[RECORDS SUPPLIED]

━━━━━━━━━━━━━━━━━━━━━━━━━━━━━━

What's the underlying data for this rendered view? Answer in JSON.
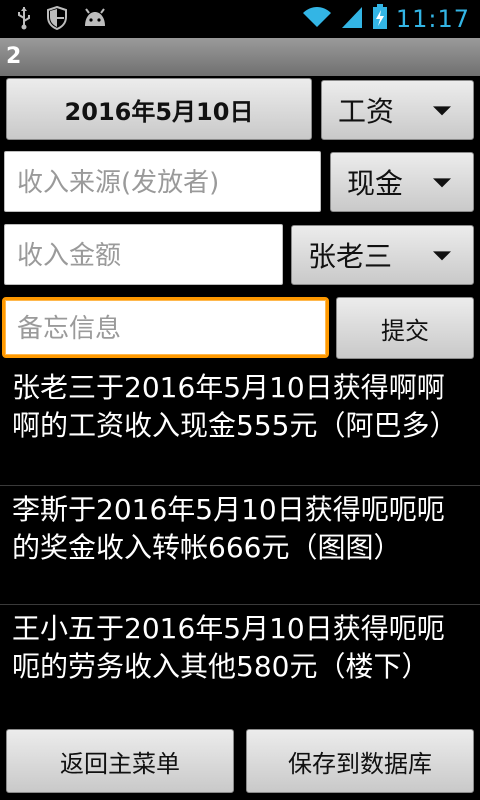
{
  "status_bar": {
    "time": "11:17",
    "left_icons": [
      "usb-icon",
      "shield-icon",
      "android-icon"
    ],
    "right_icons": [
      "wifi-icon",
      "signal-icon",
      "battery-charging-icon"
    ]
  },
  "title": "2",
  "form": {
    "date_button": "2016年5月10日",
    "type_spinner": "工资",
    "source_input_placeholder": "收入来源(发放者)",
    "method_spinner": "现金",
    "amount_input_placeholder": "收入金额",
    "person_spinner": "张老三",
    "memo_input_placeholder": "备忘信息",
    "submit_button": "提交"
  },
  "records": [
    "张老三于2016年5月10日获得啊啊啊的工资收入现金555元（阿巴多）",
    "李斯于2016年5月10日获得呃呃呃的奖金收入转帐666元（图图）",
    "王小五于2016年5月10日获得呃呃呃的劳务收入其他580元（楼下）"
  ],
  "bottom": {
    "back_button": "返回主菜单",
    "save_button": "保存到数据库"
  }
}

━━━━━━━━━━━━━━━━━━━━━━━━━━━━━━

[DIRECTIONS] Transcribe the material exactly, and leave out whatever pictures it holds.

[RESULT OF THE EXERCISE]
What's the underlying data for this rendered view? Answer in JSON.
{
  "status_bar": {
    "time": "11:17",
    "left_icons": [
      "usb-icon",
      "shield-icon",
      "android-icon"
    ],
    "right_icons": [
      "wifi-icon",
      "signal-icon",
      "battery-charging-icon"
    ]
  },
  "title": "2",
  "form": {
    "date_button": "2016年5月10日",
    "type_spinner": "工资",
    "source_input_placeholder": "收入来源(发放者)",
    "method_spinner": "现金",
    "amount_input_placeholder": "收入金额",
    "person_spinner": "张老三",
    "memo_input_placeholder": "备忘信息",
    "submit_button": "提交"
  },
  "records": [
    "张老三于2016年5月10日获得啊啊啊的工资收入现金555元（阿巴多）",
    "李斯于2016年5月10日获得呃呃呃的奖金收入转帐666元（图图）",
    "王小五于2016年5月10日获得呃呃呃的劳务收入其他580元（楼下）"
  ],
  "bottom": {
    "back_button": "返回主菜单",
    "save_button": "保存到数据库"
  }
}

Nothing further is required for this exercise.